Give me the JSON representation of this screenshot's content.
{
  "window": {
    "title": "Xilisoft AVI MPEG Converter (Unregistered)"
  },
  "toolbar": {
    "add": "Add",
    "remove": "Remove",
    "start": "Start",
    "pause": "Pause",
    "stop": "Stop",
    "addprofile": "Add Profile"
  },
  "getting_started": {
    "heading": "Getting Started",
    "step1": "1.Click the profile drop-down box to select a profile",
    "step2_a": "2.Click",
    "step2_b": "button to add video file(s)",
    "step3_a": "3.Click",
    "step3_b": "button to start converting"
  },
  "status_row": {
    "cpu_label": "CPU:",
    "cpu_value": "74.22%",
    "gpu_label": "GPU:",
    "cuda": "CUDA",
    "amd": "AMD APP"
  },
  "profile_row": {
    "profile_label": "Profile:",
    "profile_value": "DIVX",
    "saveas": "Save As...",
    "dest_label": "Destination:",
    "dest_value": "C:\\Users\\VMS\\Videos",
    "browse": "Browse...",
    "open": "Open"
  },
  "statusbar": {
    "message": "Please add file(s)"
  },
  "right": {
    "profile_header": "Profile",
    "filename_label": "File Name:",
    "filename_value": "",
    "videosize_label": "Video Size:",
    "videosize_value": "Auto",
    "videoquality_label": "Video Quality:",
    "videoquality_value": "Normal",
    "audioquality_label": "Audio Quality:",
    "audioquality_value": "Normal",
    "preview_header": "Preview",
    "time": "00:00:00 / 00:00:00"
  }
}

++++

Extract the entries above verbatim.

Give me the JSON representation of this screenshot's content.
{
  "window": {
    "title": "Xilisoft AVI MPEG Converter (Unregistered)"
  },
  "toolbar": {
    "add": "Add",
    "remove": "Remove",
    "start": "Start",
    "pause": "Pause",
    "stop": "Stop",
    "addprofile": "Add Profile"
  },
  "getting_started": {
    "heading": "Getting Started",
    "step1": "1.Click the profile drop-down box to select a profile",
    "step2_a": "2.Click",
    "step2_b": "button to add video file(s)",
    "step3_a": "3.Click",
    "step3_b": "button to start converting"
  },
  "status_row": {
    "cpu_label": "CPU:",
    "cpu_value": "74.22%",
    "gpu_label": "GPU:",
    "cuda": "CUDA",
    "amd": "AMD APP"
  },
  "profile_row": {
    "profile_label": "Profile:",
    "profile_value": "DIVX",
    "saveas": "Save As...",
    "dest_label": "Destination:",
    "dest_value": "C:\\Users\\VMS\\Videos",
    "browse": "Browse...",
    "open": "Open"
  },
  "statusbar": {
    "message": "Please add file(s)"
  },
  "right": {
    "profile_header": "Profile",
    "filename_label": "File Name:",
    "filename_value": "",
    "videosize_label": "Video Size:",
    "videosize_value": "Auto",
    "videoquality_label": "Video Quality:",
    "videoquality_value": "Normal",
    "audioquality_label": "Audio Quality:",
    "audioquality_value": "Normal",
    "preview_header": "Preview",
    "time": "00:00:00 / 00:00:00"
  }
}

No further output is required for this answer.